::: GIVEN RECORDS
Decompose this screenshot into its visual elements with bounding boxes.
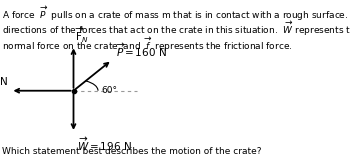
Text: 60°: 60°	[101, 86, 117, 95]
Text: A force  $\overrightarrow{P}$  pulls on a crate of mass m that is in contact wit: A force $\overrightarrow{P}$ pulls on a …	[2, 5, 350, 23]
Text: $\overrightarrow{f} = 80$ N: $\overrightarrow{f} = 80$ N	[0, 71, 9, 88]
Text: $\mathregular{\overrightarrow{F}}_N$: $\mathregular{\overrightarrow{F}}_N$	[75, 25, 89, 45]
Text: Which statement best describes the motion of the crate?: Which statement best describes the motio…	[2, 146, 261, 156]
Text: normal force on the crate, and  $\overrightarrow{f}$  represents the frictional : normal force on the crate, and $\overrig…	[2, 36, 292, 54]
Text: directions of the forces that act on the crate in this situation.  $\overrightar: directions of the forces that act on the…	[2, 20, 350, 38]
Text: $\overrightarrow{W} = 196$ N: $\overrightarrow{W} = 196$ N	[77, 135, 132, 153]
Text: $\overrightarrow{P} = 160$ N: $\overrightarrow{P} = 160$ N	[116, 41, 166, 59]
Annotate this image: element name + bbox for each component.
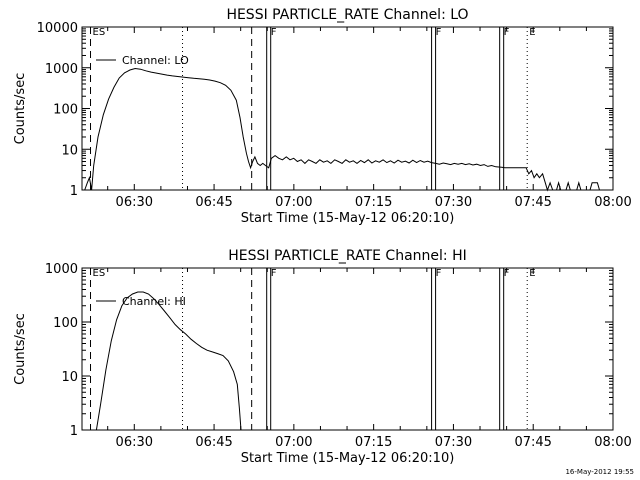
y-tick-label: 1 xyxy=(70,424,78,439)
legend-label: Channel: HI xyxy=(122,295,186,308)
legend-label: Channel: LO xyxy=(122,54,189,67)
x-tick-label: 07:30 xyxy=(435,435,472,450)
y-tick-label: 1000 xyxy=(45,62,78,77)
y-tick-label: 1000 xyxy=(45,262,78,277)
x-tick-label: 07:00 xyxy=(275,195,312,210)
y-tick-label: 10000 xyxy=(37,21,78,36)
panel-hi: HESSI PARTICLE_RATE Channel: HI 06:30 06:4… xyxy=(13,248,632,466)
x-tick-label: 08:00 xyxy=(594,195,631,210)
x-tick-label: 08:00 xyxy=(594,435,631,450)
event-marker-label: F xyxy=(271,27,277,38)
x-tick-label: 06:45 xyxy=(195,195,232,210)
y-tick-label: 1 xyxy=(70,184,78,199)
event-marker-label: ES xyxy=(93,27,106,38)
chart-title: HESSI PARTICLE_RATE Channel: HI xyxy=(228,248,466,264)
x-tick-label: 07:45 xyxy=(514,435,551,450)
x-axis-label: Start Time (15-May-12 06:20:10) xyxy=(241,451,455,466)
y-axis-label: Counts/sec xyxy=(13,313,28,385)
x-tick-label: 07:15 xyxy=(355,435,392,450)
x-tick-label: 07:15 xyxy=(355,195,392,210)
event-marker-label: ES xyxy=(93,268,106,279)
event-marker-label: F xyxy=(436,27,442,38)
x-tick-label: 06:45 xyxy=(195,435,232,450)
y-axis-label: Counts/sec xyxy=(13,73,28,145)
x-axis-label: Start Time (15-May-12 06:20:10) xyxy=(241,211,455,226)
event-marker-label: F xyxy=(504,27,510,38)
chart-title: HESSI PARTICLE_RATE Channel: LO xyxy=(226,7,468,23)
y-tick-label: 100 xyxy=(53,316,78,331)
event-marker-label: E xyxy=(529,268,535,279)
x-tick-label: 07:45 xyxy=(514,195,551,210)
event-marker-label: F xyxy=(271,268,277,279)
x-tick-label: 06:30 xyxy=(116,195,153,210)
event-marker-label: F xyxy=(504,268,510,279)
data-series-line xyxy=(84,67,613,192)
plot-frame xyxy=(81,26,614,191)
x-tick-label: 07:30 xyxy=(435,195,472,210)
y-tick-label: 10 xyxy=(61,143,78,158)
data-series-line xyxy=(95,291,242,431)
panel-lo: HESSI PARTICLE_RATE Channel: LO 06:30 06:4… xyxy=(13,7,632,226)
x-tick-label: 07:00 xyxy=(275,435,312,450)
event-marker-label: F xyxy=(436,268,442,279)
x-tick-label: 06:30 xyxy=(116,435,153,450)
generation-timestamp: 16-May-2012 19:55 xyxy=(565,468,634,476)
plot-frame xyxy=(81,267,614,431)
y-tick-label: 100 xyxy=(53,103,78,118)
event-marker-label: E xyxy=(529,27,535,38)
y-tick-label: 10 xyxy=(61,370,78,385)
::::::
WORK TO DO → Please copy every row above word for word, leaving out the pictures.

FULL SOLUTION →
Decompose this screenshot into its visual elements with bounding boxes.
Text: 60°: 60°	[101, 86, 117, 95]
Text: A force  $\overrightarrow{P}$  pulls on a crate of mass m that is in contact wit: A force $\overrightarrow{P}$ pulls on a …	[2, 5, 350, 23]
Text: $\overrightarrow{f} = 80$ N: $\overrightarrow{f} = 80$ N	[0, 71, 9, 88]
Text: $\mathregular{\overrightarrow{F}}_N$: $\mathregular{\overrightarrow{F}}_N$	[75, 25, 89, 45]
Text: Which statement best describes the motion of the crate?: Which statement best describes the motio…	[2, 146, 261, 156]
Text: normal force on the crate, and  $\overrightarrow{f}$  represents the frictional : normal force on the crate, and $\overrig…	[2, 36, 292, 54]
Text: directions of the forces that act on the crate in this situation.  $\overrightar: directions of the forces that act on the…	[2, 20, 350, 38]
Text: $\overrightarrow{W} = 196$ N: $\overrightarrow{W} = 196$ N	[77, 135, 132, 153]
Text: $\overrightarrow{P} = 160$ N: $\overrightarrow{P} = 160$ N	[116, 41, 166, 59]
Annotate this image: element name + bbox for each component.
y-tick-label: 1 xyxy=(70,424,78,439)
legend-label: Channel: HI xyxy=(122,295,186,308)
legend-label: Channel: LO xyxy=(122,54,189,67)
x-tick-label: 07:30 xyxy=(435,435,472,450)
y-tick-label: 1000 xyxy=(45,62,78,77)
y-tick-label: 1000 xyxy=(45,262,78,277)
x-tick-label: 07:00 xyxy=(275,195,312,210)
y-tick-label: 10000 xyxy=(37,21,78,36)
panel-hi: HESSI PARTICLE_RATE Channel: HI 06:30 06:4… xyxy=(13,248,632,466)
x-tick-label: 08:00 xyxy=(594,195,631,210)
x-tick-label: 08:00 xyxy=(594,435,631,450)
event-marker-label: F xyxy=(271,27,277,38)
x-tick-label: 06:45 xyxy=(195,195,232,210)
y-tick-label: 1 xyxy=(70,184,78,199)
event-marker-label: ES xyxy=(93,27,106,38)
chart-title: HESSI PARTICLE_RATE Channel: HI xyxy=(228,248,466,264)
x-tick-label: 07:45 xyxy=(514,435,551,450)
x-axis-label: Start Time (15-May-12 06:20:10) xyxy=(241,451,455,466)
y-axis-label: Counts/sec xyxy=(13,313,28,385)
x-tick-label: 07:15 xyxy=(355,435,392,450)
x-tick-label: 07:15 xyxy=(355,195,392,210)
event-marker-label: ES xyxy=(93,268,106,279)
event-marker-label: F xyxy=(436,27,442,38)
x-tick-label: 06:45 xyxy=(195,435,232,450)
y-axis-label: Counts/sec xyxy=(13,73,28,145)
x-axis-label: Start Time (15-May-12 06:20:10) xyxy=(241,211,455,226)
event-marker-label: F xyxy=(504,27,510,38)
chart-title: HESSI PARTICLE_RATE Channel: LO xyxy=(226,7,468,23)
y-tick-label: 100 xyxy=(53,316,78,331)
event-marker-label: E xyxy=(529,268,535,279)
x-tick-label: 07:45 xyxy=(514,195,551,210)
event-marker-label: F xyxy=(271,268,277,279)
x-tick-label: 06:30 xyxy=(116,195,153,210)
event-marker-label: F xyxy=(504,268,510,279)
data-series-line xyxy=(84,67,613,192)
plot-frame xyxy=(81,26,614,191)
x-tick-label: 07:30 xyxy=(435,195,472,210)
y-tick-label: 10 xyxy=(61,143,78,158)
data-series-line xyxy=(95,291,242,431)
panel-lo: HESSI PARTICLE_RATE Channel: LO 06:30 06:4… xyxy=(13,7,632,226)
x-tick-label: 07:00 xyxy=(275,435,312,450)
event-marker-label: F xyxy=(436,268,442,279)
x-tick-label: 06:30 xyxy=(116,435,153,450)
generation-timestamp: 16-May-2012 19:55 xyxy=(565,468,634,476)
plot-frame xyxy=(81,267,614,431)
y-tick-label: 100 xyxy=(53,103,78,118)
event-marker-label: E xyxy=(529,27,535,38)
y-tick-label: 10 xyxy=(61,370,78,385)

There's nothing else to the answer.